> **Exercise**
Please reproduce every item below word for word, omitting the pictures.

> **Task material**

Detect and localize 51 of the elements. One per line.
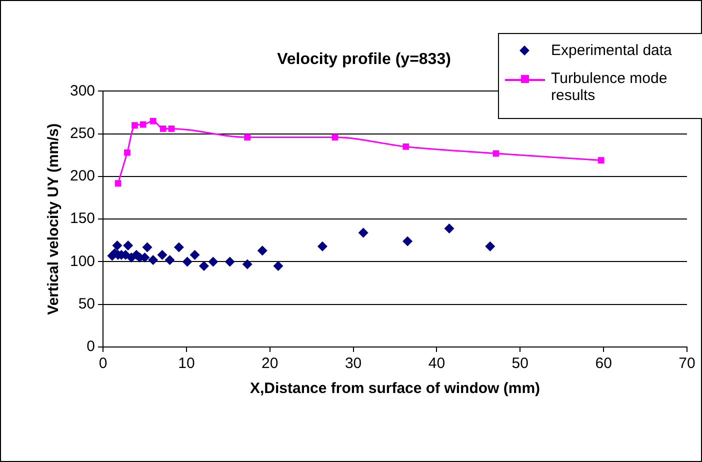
point xyxy=(157,250,168,260)
point xyxy=(244,134,251,140)
point xyxy=(142,242,152,252)
point xyxy=(150,118,156,124)
point xyxy=(190,250,200,260)
y-tick-label: 200 xyxy=(70,168,96,185)
chart-title: Velocity profile (y=833) xyxy=(277,51,451,68)
y-tick-label: 150 xyxy=(70,210,96,228)
x-tick-label: 60 xyxy=(595,355,612,372)
point xyxy=(257,246,268,256)
legend-label: Turbulence mode results xyxy=(551,70,668,104)
point xyxy=(198,260,209,271)
point xyxy=(444,223,454,234)
point xyxy=(224,256,235,267)
point xyxy=(358,228,368,238)
x-tick-label: 50 xyxy=(512,355,528,372)
point xyxy=(123,240,134,251)
point xyxy=(402,143,410,150)
x-axis-title: X,Distance from surface of window (mm) xyxy=(250,380,540,398)
x-tick-label: 10 xyxy=(178,355,195,372)
y-tick-label: 100 xyxy=(70,252,96,270)
y-tick-label: 300 xyxy=(70,82,96,100)
y-tick-label: 50 xyxy=(78,296,96,313)
x-tick-label: 20 xyxy=(262,355,278,372)
point xyxy=(273,260,284,271)
point xyxy=(160,126,166,132)
point xyxy=(132,122,138,128)
point xyxy=(485,241,496,252)
point xyxy=(208,256,218,267)
point xyxy=(168,126,175,132)
x-tick-label: 0 xyxy=(98,355,108,372)
point xyxy=(114,180,122,186)
point xyxy=(402,236,413,246)
point xyxy=(140,121,146,128)
legend-label: Experimental data xyxy=(551,42,673,59)
x-tick-label: 30 xyxy=(344,355,362,372)
x-tick-label: 70 xyxy=(678,355,696,372)
point xyxy=(112,240,122,251)
y-axis-title: Vertical velocity UY (mm/s) xyxy=(45,123,62,315)
point xyxy=(124,149,130,156)
point xyxy=(317,241,328,252)
point xyxy=(332,134,338,140)
point xyxy=(164,255,175,266)
x-tick-label: 40 xyxy=(428,355,446,372)
point xyxy=(182,256,192,267)
point xyxy=(242,259,252,270)
y-tick-label: 250 xyxy=(70,124,96,142)
point xyxy=(174,242,184,252)
point xyxy=(148,255,158,266)
point xyxy=(598,157,604,164)
y-tick-label: 0 xyxy=(86,338,96,356)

> **Final result**
Detect and localize 51 of the elements. One per line.
point xyxy=(157,250,168,260)
point xyxy=(244,134,251,140)
point xyxy=(142,242,152,252)
point xyxy=(150,118,156,124)
point xyxy=(190,250,200,260)
y-tick-label: 200 xyxy=(70,168,96,185)
chart-title: Velocity profile (y=833) xyxy=(277,51,451,68)
y-tick-label: 150 xyxy=(70,210,96,228)
x-tick-label: 60 xyxy=(595,355,612,372)
point xyxy=(257,246,268,256)
legend-label: Turbulence mode results xyxy=(551,70,668,104)
point xyxy=(198,260,209,271)
point xyxy=(444,223,454,234)
point xyxy=(224,256,235,267)
point xyxy=(358,228,368,238)
x-tick-label: 50 xyxy=(512,355,528,372)
point xyxy=(123,240,134,251)
point xyxy=(402,143,410,150)
x-axis-title: X,Distance from surface of window (mm) xyxy=(250,380,540,398)
x-tick-label: 10 xyxy=(178,355,195,372)
y-tick-label: 100 xyxy=(70,252,96,270)
y-tick-label: 300 xyxy=(70,82,96,100)
y-tick-label: 50 xyxy=(78,296,96,313)
x-tick-label: 20 xyxy=(262,355,278,372)
point xyxy=(273,260,284,271)
point xyxy=(160,126,166,132)
point xyxy=(132,122,138,128)
point xyxy=(485,241,496,252)
point xyxy=(208,256,218,267)
point xyxy=(168,126,175,132)
x-tick-label: 0 xyxy=(98,355,108,372)
point xyxy=(114,180,122,186)
point xyxy=(402,236,413,246)
point xyxy=(140,121,146,128)
legend-label: Experimental data xyxy=(551,42,673,59)
x-tick-label: 30 xyxy=(344,355,362,372)
x-tick-label: 70 xyxy=(678,355,696,372)
point xyxy=(112,240,122,251)
y-axis-title: Vertical velocity UY (mm/s) xyxy=(45,123,62,315)
point xyxy=(124,149,130,156)
point xyxy=(317,241,328,252)
point xyxy=(332,134,338,140)
point xyxy=(164,255,175,266)
x-tick-label: 40 xyxy=(428,355,446,372)
point xyxy=(182,256,192,267)
point xyxy=(242,259,252,270)
y-tick-label: 250 xyxy=(70,124,96,142)
point xyxy=(174,242,184,252)
point xyxy=(148,255,158,266)
point xyxy=(598,157,604,164)
y-tick-label: 0 xyxy=(86,338,96,356)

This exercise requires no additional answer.